§ **What is required**: Write out the entries again exactly as they are given.

# start of Input rows

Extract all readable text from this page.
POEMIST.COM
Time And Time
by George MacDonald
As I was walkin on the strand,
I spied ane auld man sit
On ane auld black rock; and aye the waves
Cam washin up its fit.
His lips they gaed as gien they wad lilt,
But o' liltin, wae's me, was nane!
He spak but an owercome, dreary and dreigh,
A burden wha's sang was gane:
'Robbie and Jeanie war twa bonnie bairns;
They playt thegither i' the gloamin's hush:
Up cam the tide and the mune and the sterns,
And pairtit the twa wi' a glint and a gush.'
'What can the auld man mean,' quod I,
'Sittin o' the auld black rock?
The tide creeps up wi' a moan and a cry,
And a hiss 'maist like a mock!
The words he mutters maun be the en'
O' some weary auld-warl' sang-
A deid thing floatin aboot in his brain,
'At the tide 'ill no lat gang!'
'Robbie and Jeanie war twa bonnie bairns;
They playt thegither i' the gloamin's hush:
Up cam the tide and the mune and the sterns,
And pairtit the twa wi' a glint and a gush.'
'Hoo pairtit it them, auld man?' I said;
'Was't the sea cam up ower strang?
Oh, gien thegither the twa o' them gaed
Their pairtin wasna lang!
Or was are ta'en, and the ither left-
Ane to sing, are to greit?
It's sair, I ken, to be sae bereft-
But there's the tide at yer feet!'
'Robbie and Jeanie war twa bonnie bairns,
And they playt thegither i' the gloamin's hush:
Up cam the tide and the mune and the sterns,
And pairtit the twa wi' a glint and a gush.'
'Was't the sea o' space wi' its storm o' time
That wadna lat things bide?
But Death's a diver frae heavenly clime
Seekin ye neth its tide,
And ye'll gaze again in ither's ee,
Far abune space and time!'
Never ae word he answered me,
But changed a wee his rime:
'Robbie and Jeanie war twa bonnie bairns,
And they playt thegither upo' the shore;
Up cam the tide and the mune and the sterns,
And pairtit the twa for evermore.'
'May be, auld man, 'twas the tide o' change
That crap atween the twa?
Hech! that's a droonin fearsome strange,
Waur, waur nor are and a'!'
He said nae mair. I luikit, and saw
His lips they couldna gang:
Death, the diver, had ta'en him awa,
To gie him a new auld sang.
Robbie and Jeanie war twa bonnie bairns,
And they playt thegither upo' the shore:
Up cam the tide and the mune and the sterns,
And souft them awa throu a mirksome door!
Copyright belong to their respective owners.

# end of Input rows

§ **Exercise response**:
Extract all readable text from this page.
POEMIST.COM
Time And Time
by George MacDonald
As I was walkin on the strand,
I spied ane auld man sit
On ane auld black rock; and aye the waves
Cam washin up its fit.
His lips they gaed as gien they wad lilt,
But o' liltin, wae's me, was nane!
He spak but an owercome, dreary and dreigh,
A burden wha's sang was gane:
'Robbie and Jeanie war twa bonnie bairns;
They playt thegither i' the gloamin's hush:
Up cam the tide and the mune and the sterns,
And pairtit the twa wi' a glint and a gush.'
'What can the auld man mean,' quod I,
'Sittin o' the auld black rock?
The tide creeps up wi' a moan and a cry,
And a hiss 'maist like a mock!
The words he mutters maun be the en'
O' some weary auld-warl' sang-
A deid thing floatin aboot in his brain,
'At the tide 'ill no lat gang!'
'Robbie and Jeanie war twa bonnie bairns;
They playt thegither i' the gloamin's hush:
Up cam the tide and the mune and the sterns,
And pairtit the twa wi' a glint and a gush.'
'Hoo pairtit it them, auld man?' I said;
'Was't the sea cam up ower strang?
Oh, gien thegither the twa o' them gaed
Their pairtin wasna lang!
Or was are ta'en, and the ither left-
Ane to sing, are to greit?
It's sair, I ken, to be sae bereft-
But there's the tide at yer feet!'
'Robbie and Jeanie war twa bonnie bairns,
And they playt thegither i' the gloamin's hush:
Up cam the tide and the mune and the sterns,
And pairtit the twa wi' a glint and a gush.'
'Was't the sea o' space wi' its storm o' time
That wadna lat things bide?
But Death's a diver frae heavenly clime
Seekin ye neth its tide,
And ye'll gaze again in ither's ee,
Far abune space and time!'
Never ae word he answered me,
But changed a wee his rime:
'Robbie and Jeanie war twa bonnie bairns,
And they playt thegither upo' the shore;
Up cam the tide and the mune and the sterns,
And pairtit the twa for evermore.'
'May be, auld man, 'twas the tide o' change
That crap atween the twa?
Hech! that's a droonin fearsome strange,
Waur, waur nor are and a'!'
He said nae mair. I luikit, and saw
His lips they couldna gang:
Death, the diver, had ta'en him awa,
To gie him a new auld sang.
Robbie and Jeanie war twa bonnie bairns,
And they playt thegither upo' the shore:
Up cam the tide and the mune and the sterns,
And souft them awa throu a mirksome door!
Copyright belong to their respective owners.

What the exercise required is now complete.